To do
Write out every entry exactly as it appears.

Records shown
::::::::::
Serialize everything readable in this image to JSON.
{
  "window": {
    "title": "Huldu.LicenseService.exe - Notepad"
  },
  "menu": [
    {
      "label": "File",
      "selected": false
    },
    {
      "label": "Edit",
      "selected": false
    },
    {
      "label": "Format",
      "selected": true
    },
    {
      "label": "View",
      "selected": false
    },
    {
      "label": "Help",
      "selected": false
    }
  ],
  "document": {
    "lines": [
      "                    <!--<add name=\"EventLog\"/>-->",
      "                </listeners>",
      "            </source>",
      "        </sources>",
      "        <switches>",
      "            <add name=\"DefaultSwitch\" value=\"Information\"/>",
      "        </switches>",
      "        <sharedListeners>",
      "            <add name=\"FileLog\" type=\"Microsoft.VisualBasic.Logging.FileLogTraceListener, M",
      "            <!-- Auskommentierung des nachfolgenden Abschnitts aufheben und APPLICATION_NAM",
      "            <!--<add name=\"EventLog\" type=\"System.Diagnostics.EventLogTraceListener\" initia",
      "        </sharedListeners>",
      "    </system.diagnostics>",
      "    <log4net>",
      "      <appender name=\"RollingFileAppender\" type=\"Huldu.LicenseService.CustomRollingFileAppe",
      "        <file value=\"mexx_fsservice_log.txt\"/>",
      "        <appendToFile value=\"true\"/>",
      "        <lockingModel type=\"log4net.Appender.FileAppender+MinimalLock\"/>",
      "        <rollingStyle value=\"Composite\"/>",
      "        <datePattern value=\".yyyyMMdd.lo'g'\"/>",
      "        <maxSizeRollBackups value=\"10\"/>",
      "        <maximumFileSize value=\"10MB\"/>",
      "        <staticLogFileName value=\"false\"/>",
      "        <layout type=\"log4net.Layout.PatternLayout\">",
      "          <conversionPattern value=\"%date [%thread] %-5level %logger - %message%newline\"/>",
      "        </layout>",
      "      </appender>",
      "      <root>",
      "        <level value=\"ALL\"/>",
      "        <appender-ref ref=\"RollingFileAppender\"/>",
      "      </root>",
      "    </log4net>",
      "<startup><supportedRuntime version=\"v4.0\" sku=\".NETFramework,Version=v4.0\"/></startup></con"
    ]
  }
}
::::::::::
Output for this task
Serialize everything readable in this image to JSON.
{
  "window": {
    "title": "Huldu.LicenseService.exe - Notepad"
  },
  "menu": [
    {
      "label": "File",
      "selected": false
    },
    {
      "label": "Edit",
      "selected": false
    },
    {
      "label": "Format",
      "selected": true
    },
    {
      "label": "View",
      "selected": false
    },
    {
      "label": "Help",
      "selected": false
    }
  ],
  "document": {
    "lines": [
      "                    <!--<add name=\"EventLog\"/>-->",
      "                </listeners>",
      "            </source>",
      "        </sources>",
      "        <switches>",
      "            <add name=\"DefaultSwitch\" value=\"Information\"/>",
      "        </switches>",
      "        <sharedListeners>",
      "            <add name=\"FileLog\" type=\"Microsoft.VisualBasic.Logging.FileLogTraceListener, M",
      "            <!-- Auskommentierung des nachfolgenden Abschnitts aufheben und APPLICATION_NAM",
      "            <!--<add name=\"EventLog\" type=\"System.Diagnostics.EventLogTraceListener\" initia",
      "        </sharedListeners>",
      "    </system.diagnostics>",
      "    <log4net>",
      "      <appender name=\"RollingFileAppender\" type=\"Huldu.LicenseService.CustomRollingFileAppe",
      "        <file value=\"mexx_fsservice_log.txt\"/>",
      "        <appendToFile value=\"true\"/>",
      "        <lockingModel type=\"log4net.Appender.FileAppender+MinimalLock\"/>",
      "        <rollingStyle value=\"Composite\"/>",
      "        <datePattern value=\".yyyyMMdd.lo'g'\"/>",
      "        <maxSizeRollBackups value=\"10\"/>",
      "        <maximumFileSize value=\"10MB\"/>",
      "        <staticLogFileName value=\"false\"/>",
      "        <layout type=\"log4net.Layout.PatternLayout\">",
      "          <conversionPattern value=\"%date [%thread] %-5level %logger - %message%newline\"/>",
      "        </layout>",
      "      </appender>",
      "      <root>",
      "        <level value=\"ALL\"/>",
      "        <appender-ref ref=\"RollingFileAppender\"/>",
      "      </root>",
      "    </log4net>",
      "<startup><supportedRuntime version=\"v4.0\" sku=\".NETFramework,Version=v4.0\"/></startup></con"
    ]
  }
}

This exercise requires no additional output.